TASK TO CARRY OUT: Revise the entries starting with the line containing "442, 50, 449]" and going on through the line containing "208, 121, 216]", replacing "Point" with "Data point" and leaving everything else unchanged. Give back only those lines.

PROVIDED DATA:
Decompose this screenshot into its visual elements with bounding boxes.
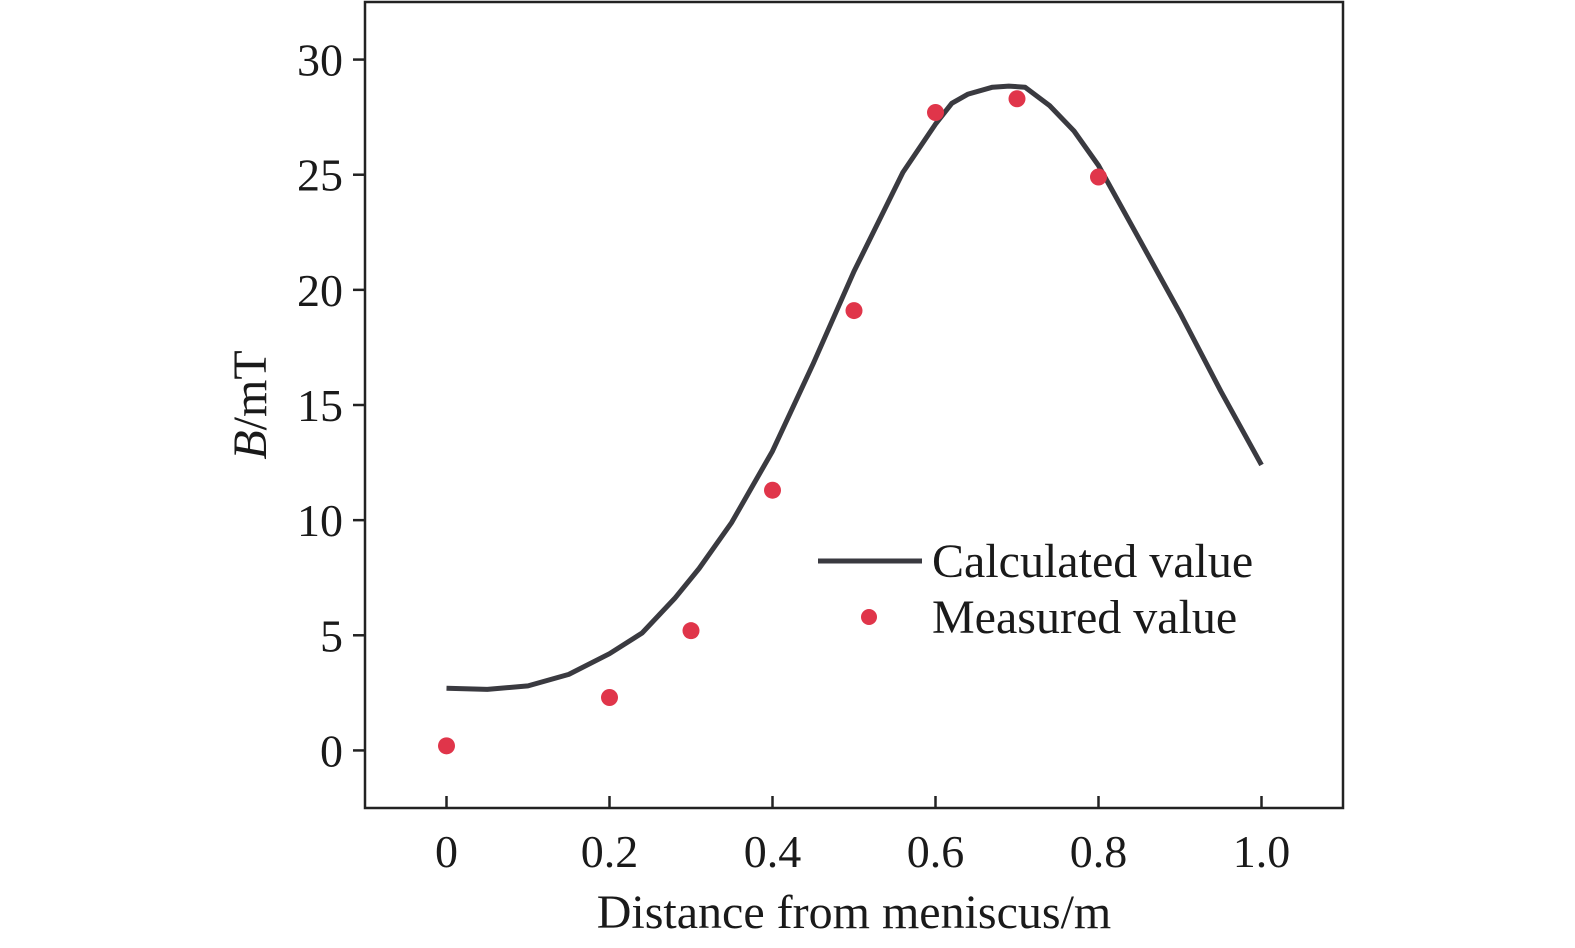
x-tick-label: 0.2 (581, 826, 639, 877)
x-tick-label: 0.8 (1070, 826, 1128, 877)
measured-value-point (764, 481, 781, 499)
y-axis-ticks: 0 5 10 15 20 25 30 (297, 35, 365, 776)
x-tick-label: 1.0 (1233, 826, 1291, 877)
y-tick-label: 20 (297, 265, 343, 316)
measured-value-point (1090, 168, 1107, 186)
x-axis-ticks: 0 0.2 0.4 0.6 0.8 1.0 (435, 796, 1290, 877)
y-axis-label-symbol: B (224, 430, 277, 459)
y-tick-label: 30 (297, 35, 343, 86)
x-tick-label: 0 (435, 826, 458, 877)
y-tick-label: 15 (297, 380, 343, 431)
measured-value-point (682, 622, 700, 640)
x-axis-label: Distance from meniscus/m (597, 886, 1112, 939)
y-tick-label: 25 (297, 150, 343, 201)
legend-dot-swatch (861, 609, 877, 625)
legend: Calculated value Measured value (818, 535, 1253, 644)
measured-value-point (845, 302, 863, 320)
measured-value-point (927, 104, 944, 122)
x-tick-label: 0.4 (744, 826, 802, 877)
calculated-value-line (446, 83, 1264, 692)
y-tick-label: 10 (297, 495, 343, 546)
measured-value-point (438, 737, 455, 755)
measured-value-point (601, 688, 618, 706)
series-layer (438, 83, 1264, 755)
y-axis-label: B/mT (224, 350, 277, 459)
x-tick-label: 0.6 (907, 826, 965, 877)
legend-label-calculated: Calculated value (932, 535, 1253, 588)
measured-value-point (1008, 90, 1026, 108)
y-tick-label: 0 (320, 725, 343, 776)
legend-label-measured: Measured value (932, 591, 1237, 644)
y-tick-label: 5 (320, 610, 343, 661)
y-axis-label-unit: /mT (224, 350, 277, 430)
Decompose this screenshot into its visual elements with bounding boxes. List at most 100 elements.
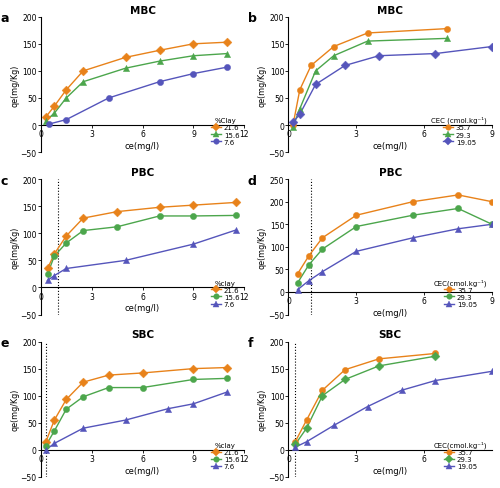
Point	[42, 442, 50, 449]
Point	[318, 245, 326, 253]
Y-axis label: qe(mg/Kg): qe(mg/Kg)	[258, 388, 267, 430]
Point	[104, 384, 112, 392]
Point	[79, 68, 87, 76]
Point	[42, 118, 50, 125]
Point	[305, 252, 313, 260]
Point	[62, 117, 70, 124]
Point	[292, 438, 300, 446]
Point	[224, 388, 232, 396]
Point	[454, 205, 462, 213]
Point	[50, 110, 58, 118]
Y-axis label: qe(mg/Kg): qe(mg/Kg)	[10, 226, 19, 268]
Point	[307, 62, 315, 70]
Point	[443, 36, 451, 43]
Point	[79, 425, 87, 432]
Point	[289, 123, 297, 131]
Point	[330, 43, 338, 51]
Point	[488, 43, 496, 51]
Point	[224, 364, 232, 372]
Point	[488, 367, 496, 375]
Point	[352, 212, 360, 220]
Point	[113, 208, 121, 216]
Point	[330, 53, 338, 61]
Point	[432, 51, 440, 59]
Point	[50, 440, 58, 447]
Legend: 35.7, 29.3, 19.05: 35.7, 29.3, 19.05	[432, 277, 488, 309]
Point	[318, 234, 326, 242]
Point	[398, 386, 406, 394]
Point	[122, 54, 130, 62]
Point	[432, 352, 440, 360]
Point	[190, 202, 198, 210]
Legend: 21.6, 15.6, 7.6: 21.6, 15.6, 7.6	[210, 441, 241, 471]
Legend: 35.7, 29.3, 19.05: 35.7, 29.3, 19.05	[432, 440, 488, 471]
Text: d: d	[248, 174, 256, 187]
Point	[104, 95, 112, 102]
Point	[409, 212, 417, 220]
Point	[232, 199, 240, 207]
Point	[42, 446, 50, 454]
Point	[62, 240, 70, 247]
Text: a: a	[0, 12, 8, 25]
Point	[341, 376, 349, 384]
Point	[409, 234, 417, 242]
Text: c: c	[0, 174, 8, 187]
Point	[190, 400, 198, 408]
Point	[190, 376, 198, 384]
Point	[341, 366, 349, 374]
X-axis label: ce(mg/l): ce(mg/l)	[125, 466, 160, 475]
Text: b: b	[248, 12, 256, 25]
Point	[156, 79, 164, 86]
Point	[44, 277, 52, 285]
Point	[138, 384, 146, 392]
Y-axis label: qe(mg/Kg): qe(mg/Kg)	[10, 388, 19, 430]
Point	[341, 62, 349, 70]
Point	[454, 192, 462, 200]
Point	[318, 392, 326, 400]
Point	[364, 403, 372, 410]
Point	[292, 441, 300, 448]
Point	[302, 416, 310, 424]
Point	[375, 355, 383, 363]
Point	[296, 87, 304, 95]
Point	[292, 443, 300, 451]
Point	[224, 375, 232, 383]
Point	[289, 122, 297, 130]
Point	[50, 103, 58, 111]
Point	[79, 227, 87, 235]
Text: f: f	[248, 336, 254, 349]
Point	[294, 270, 302, 278]
Point	[312, 81, 320, 89]
Y-axis label: qe(mg/Kg): qe(mg/Kg)	[258, 64, 267, 106]
Point	[318, 386, 326, 394]
Point	[79, 393, 87, 401]
Point	[488, 221, 496, 229]
Point	[46, 121, 54, 129]
Point	[164, 405, 172, 413]
X-axis label: ce(mg/l): ce(mg/l)	[372, 308, 408, 317]
X-axis label: ce(mg/l): ce(mg/l)	[372, 466, 408, 475]
Point	[305, 262, 313, 269]
Title: PBC: PBC	[131, 167, 154, 178]
Point	[232, 212, 240, 220]
Point	[156, 213, 164, 221]
Point	[305, 277, 313, 285]
Point	[296, 106, 304, 114]
Point	[432, 377, 440, 385]
Point	[50, 427, 58, 435]
Point	[156, 204, 164, 212]
X-axis label: ce(mg/l): ce(mg/l)	[125, 304, 160, 313]
Point	[190, 41, 198, 49]
Point	[44, 265, 52, 273]
Point	[50, 272, 58, 280]
Point	[138, 369, 146, 377]
Point	[190, 213, 198, 221]
Point	[409, 199, 417, 206]
Point	[104, 371, 112, 379]
Point	[289, 119, 297, 127]
Point	[318, 268, 326, 276]
Point	[50, 416, 58, 424]
Title: SBC: SBC	[378, 330, 402, 340]
Point	[302, 438, 310, 446]
Point	[224, 51, 232, 59]
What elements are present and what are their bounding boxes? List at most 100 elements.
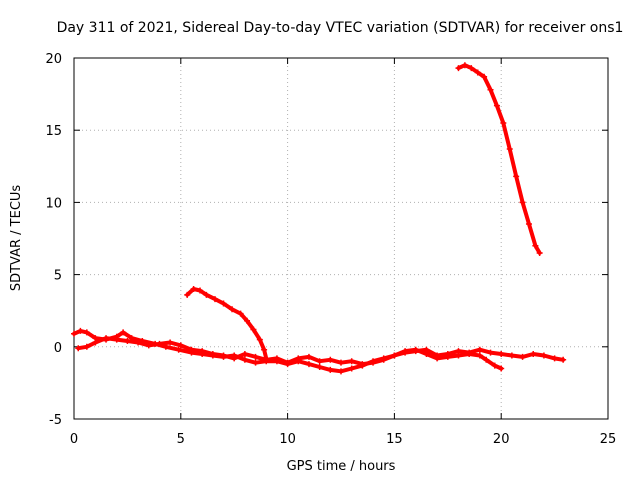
data-point — [423, 346, 430, 353]
data-point — [461, 62, 468, 69]
data-point — [391, 352, 398, 359]
data-point — [506, 145, 513, 152]
data-point — [316, 364, 323, 371]
data-point — [519, 353, 526, 360]
data-point — [481, 73, 488, 80]
x-tick-label: 25 — [600, 432, 617, 447]
data-point — [434, 352, 441, 359]
data-point — [244, 317, 251, 324]
data-point — [305, 353, 312, 360]
data-point — [295, 355, 302, 362]
data-point — [124, 338, 131, 345]
data-point — [83, 343, 90, 350]
data-point — [199, 348, 206, 355]
data-point — [474, 69, 481, 76]
data-point — [92, 339, 99, 346]
data-point — [498, 365, 505, 372]
data-point — [190, 286, 197, 293]
x-tick-label: 15 — [386, 432, 403, 447]
data-point — [327, 356, 334, 363]
data-point — [359, 361, 366, 368]
data-point — [237, 310, 244, 317]
data-point — [261, 346, 268, 353]
data-point — [75, 345, 82, 352]
y-tick-label: 10 — [45, 196, 62, 211]
data-point — [468, 65, 475, 72]
data-point — [256, 336, 263, 343]
data-point — [184, 291, 191, 298]
data-point — [284, 359, 291, 366]
data-point — [209, 351, 216, 358]
data-point — [203, 291, 210, 298]
data-point — [540, 352, 547, 359]
plot-frame — [73, 57, 609, 420]
y-tick-label: 0 — [54, 341, 62, 356]
data-point — [560, 356, 567, 363]
data-point — [455, 65, 462, 72]
data-point — [316, 358, 323, 365]
data-point — [455, 348, 462, 355]
data-point — [220, 300, 227, 307]
series-track-3 — [184, 286, 270, 362]
x-tick-label: 5 — [177, 432, 185, 447]
data-point — [241, 356, 248, 363]
data-point — [491, 362, 498, 369]
data-point — [71, 330, 77, 337]
data-point — [487, 86, 494, 93]
data-point — [273, 355, 280, 362]
data-point — [252, 353, 259, 360]
data-point — [483, 356, 490, 363]
data-point — [305, 361, 312, 368]
data-point — [348, 365, 355, 372]
x-axis-label: GPS time / hours — [287, 459, 396, 474]
data-point — [120, 329, 127, 336]
data-point — [536, 249, 543, 256]
data-point — [338, 368, 344, 375]
data-point — [498, 351, 505, 358]
data-point — [113, 336, 120, 343]
y-axis-label: SDTVAR / TECUs — [9, 185, 24, 292]
y-tick-label: 15 — [45, 124, 62, 139]
series-track-2 — [75, 335, 567, 368]
y-axis-ticks: -5 0 5 10 15 20 — [45, 52, 608, 428]
data-point — [402, 349, 409, 356]
data-point — [519, 199, 526, 206]
data-point — [250, 326, 257, 333]
data-point — [532, 242, 539, 249]
data-point — [493, 102, 500, 109]
data-point — [145, 342, 152, 349]
data-point — [83, 329, 90, 336]
data-point — [220, 352, 227, 359]
data-point — [370, 359, 377, 366]
data-point — [348, 358, 355, 365]
data-point — [197, 287, 204, 294]
data-point — [327, 366, 334, 373]
chart-title: Day 311 of 2021, Sidereal Day-to-day VTE… — [57, 20, 624, 36]
data-point — [175, 346, 182, 353]
data-point — [412, 348, 419, 355]
data-point — [508, 352, 515, 359]
data-point — [252, 359, 259, 366]
data-point — [211, 296, 218, 303]
x-tick-label: 20 — [493, 432, 510, 447]
data-point — [167, 339, 174, 346]
data-series — [71, 62, 567, 375]
data-point — [466, 349, 473, 356]
data-point — [338, 359, 344, 366]
data-point — [500, 119, 507, 126]
series-line — [185, 287, 269, 361]
x-tick-label: 10 — [279, 432, 296, 447]
data-point — [188, 346, 195, 353]
data-point — [263, 355, 270, 362]
data-point — [487, 349, 494, 356]
data-point — [444, 351, 451, 358]
data-point — [231, 355, 238, 362]
y-tick-label: 20 — [45, 52, 62, 67]
data-point — [513, 173, 520, 180]
data-point — [476, 352, 483, 359]
y-tick-label: 5 — [54, 269, 62, 284]
data-point — [476, 346, 483, 353]
data-point — [530, 351, 537, 358]
data-point — [156, 340, 163, 347]
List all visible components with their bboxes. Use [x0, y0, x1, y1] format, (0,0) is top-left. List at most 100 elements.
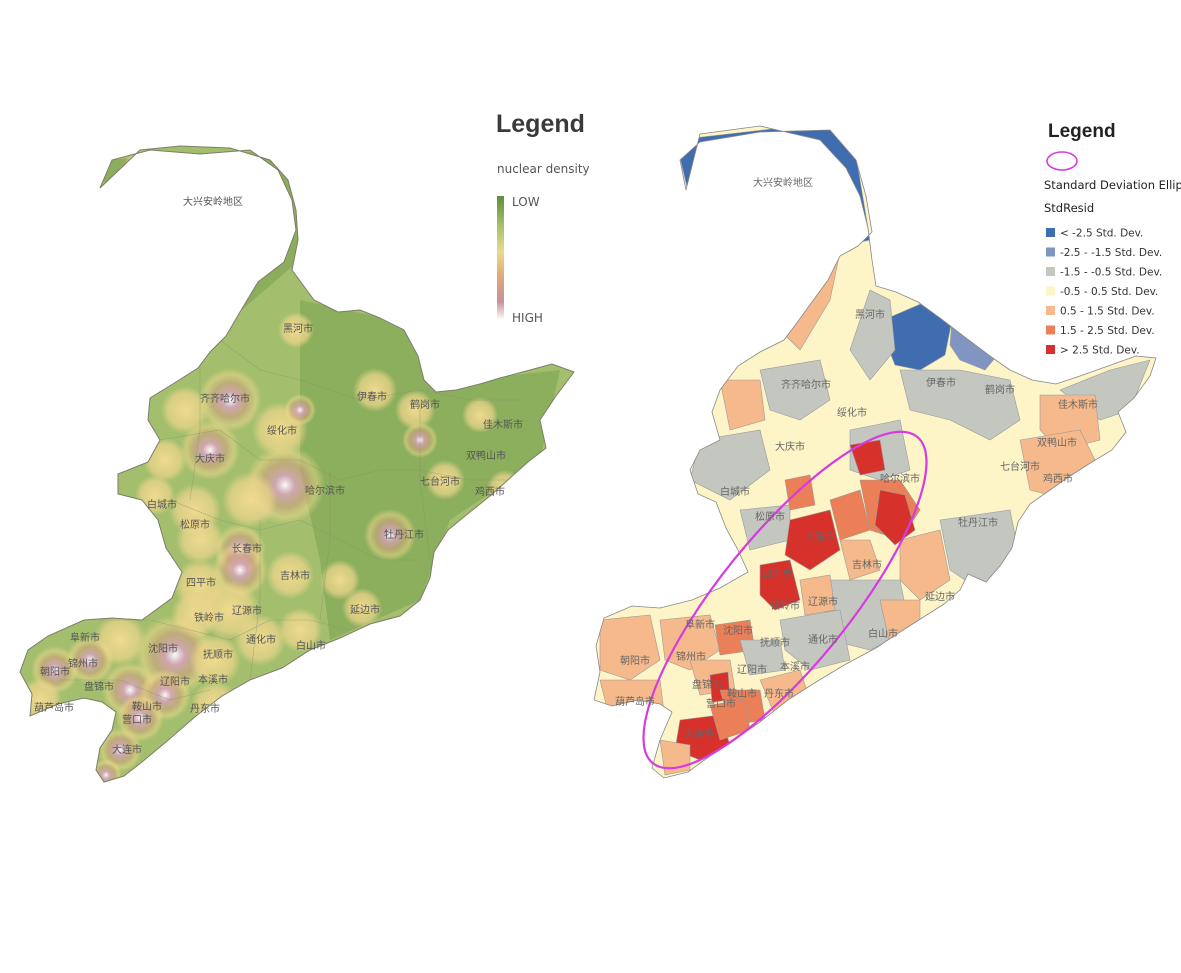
region-polygon [899, 529, 951, 601]
region-label: 鹤岗市 [985, 383, 1015, 396]
region-label: 伊春市 [926, 376, 956, 389]
region-label: 抚顺市 [760, 636, 790, 649]
region-label: 鸡西市 [475, 485, 505, 498]
region-label: 鞍山市 [727, 687, 757, 700]
region-label: 沈阳市 [723, 624, 753, 637]
region-label: 大连市 [112, 743, 142, 756]
density-blob [90, 759, 122, 782]
region-label: 白山市 [868, 627, 898, 640]
region-label: 辽源市 [808, 595, 838, 608]
density-blob [320, 560, 360, 600]
region-label: 七台河市 [1000, 460, 1040, 473]
legend-class-label: > 2.5 Std. Dev. [1060, 345, 1140, 357]
region-label: 鞍山市 [132, 700, 162, 713]
density-blob [284, 394, 316, 426]
region-label: 阜新市 [70, 631, 100, 644]
residual-legend-title: Legend [1048, 121, 1116, 142]
region-label: 丹东市 [190, 702, 220, 715]
region-label: 双鸭山市 [466, 449, 506, 462]
density-blob [342, 588, 382, 628]
density-blob [234, 614, 286, 666]
region-label: 辽阳市 [737, 663, 767, 676]
legend-swatch [1046, 267, 1055, 276]
region-label: 松原市 [180, 518, 210, 531]
region-label: 吉林市 [280, 569, 310, 582]
density-blob [462, 397, 498, 433]
region-label: 盘锦市 [692, 678, 722, 691]
region-label: 鸡西市 [1043, 472, 1073, 485]
region-label: 朝阳市 [620, 654, 650, 667]
region-label: 松原市 [755, 510, 785, 523]
ellipse-legend-label: Standard Deviation Ellipse [1044, 178, 1181, 192]
region-label: 齐齐哈尔市 [200, 392, 250, 405]
legend-class-label: -1.5 - -0.5 Std. Dev. [1060, 267, 1162, 279]
region-label: 本溪市 [780, 660, 810, 673]
region-label: 丹东市 [764, 687, 794, 700]
region-label: 营口市 [122, 713, 152, 726]
region-label: 佳木斯市 [483, 418, 523, 431]
region-polygon [899, 369, 1021, 441]
region-label: 大庆市 [775, 440, 805, 453]
legend-swatch [1046, 228, 1055, 237]
density-blob [222, 472, 278, 528]
region-label: 通化市 [246, 633, 276, 646]
region-label: 大兴安岭地区 [753, 176, 813, 189]
region-label: 四平市 [186, 576, 216, 589]
region-polygon [659, 739, 691, 776]
region-label: 绥化市 [837, 406, 867, 419]
density-blob [161, 386, 209, 434]
region-polygon [689, 429, 771, 501]
region-label: 通化市 [808, 633, 838, 646]
region-label: 葫芦岛市 [615, 695, 655, 708]
density-blob [176, 516, 224, 564]
region-label: 延边市 [350, 603, 380, 616]
region-polygon [839, 539, 881, 581]
region-label: 哈尔滨市 [880, 472, 920, 485]
density-legend-subtitle: nuclear density [497, 162, 590, 176]
region-polygon [739, 639, 786, 676]
region-label: 锦州市 [68, 657, 98, 670]
density-blob [364, 509, 416, 561]
legend-class-label: 0.5 - 1.5 Std. Dev. [1060, 306, 1155, 318]
region-label: 抚顺市 [203, 648, 233, 661]
region-label: 长春市 [805, 530, 835, 543]
region-polygon [719, 379, 766, 431]
region-label: 长春市 [232, 542, 262, 555]
region-label: 牡丹江市 [958, 516, 998, 529]
density-blob [278, 608, 322, 652]
legend-class-label: -0.5 - 0.5 Std. Dev. [1060, 286, 1158, 298]
density-blob [353, 368, 397, 412]
region-polygon [599, 614, 661, 681]
region-label: 阜新市 [685, 618, 715, 631]
density-blobs [20, 149, 523, 782]
density-blob [198, 368, 262, 432]
density-blob [395, 390, 435, 430]
region-label: 辽源市 [232, 604, 262, 617]
density-color-ramp [497, 196, 504, 320]
region-label: 绥化市 [267, 424, 297, 437]
legend-swatch [1046, 345, 1055, 354]
region-label: 延边市 [925, 590, 955, 603]
region-polygon [874, 489, 916, 546]
residual-legend-classes: < -2.5 Std. Dev. -2.5 - -1.5 Std. Dev. -1.… [1046, 228, 1162, 357]
region-label: 牡丹江市 [384, 528, 424, 541]
region-label: 白山市 [296, 639, 326, 652]
density-surface [20, 149, 560, 782]
density-legend: Legend nuclear density LOW HIGH [496, 110, 590, 325]
legend-swatch [1046, 325, 1055, 335]
region-label: 朝阳市 [40, 665, 70, 678]
region-label: 黑河市 [855, 308, 885, 321]
residual-legend: Legend Standard Deviation Ellipse StdRes… [1044, 121, 1181, 357]
legend-swatch [1046, 286, 1055, 296]
standard-deviation-ellipse [642, 430, 928, 770]
region-label: 葫芦岛市 [34, 701, 74, 714]
legend-swatch [1046, 306, 1055, 315]
region-polygon [849, 439, 886, 476]
region-polygon [849, 289, 896, 381]
region-label: 双鸭山市 [1037, 436, 1077, 449]
region-label: 哈尔滨市 [305, 484, 345, 497]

EXPECTED OUTPUT:
Data point	[42, 442, 50, 449]
Data point	[318, 245, 326, 253]
Y-axis label: qe(mg/Kg): qe(mg/Kg)	[258, 388, 267, 430]
Data point	[104, 384, 112, 392]
Data point	[79, 68, 87, 76]
Data point	[42, 118, 50, 125]
Data point	[305, 252, 313, 260]
Data point	[62, 117, 70, 124]
Data point	[292, 438, 300, 446]
Data point	[224, 388, 232, 396]
Data point	[454, 205, 462, 213]
Data point	[50, 110, 58, 118]
Y-axis label: qe(mg/Kg): qe(mg/Kg)	[10, 226, 19, 268]
Data point	[307, 62, 315, 70]
Data point	[443, 36, 451, 43]
Data point	[79, 425, 87, 432]
Data point	[289, 123, 297, 131]
Data point	[330, 43, 338, 51]
Data point	[488, 43, 496, 51]
Data point	[224, 364, 232, 372]
Data point	[488, 367, 496, 375]
Data point	[352, 212, 360, 220]
Data point	[113, 208, 121, 216]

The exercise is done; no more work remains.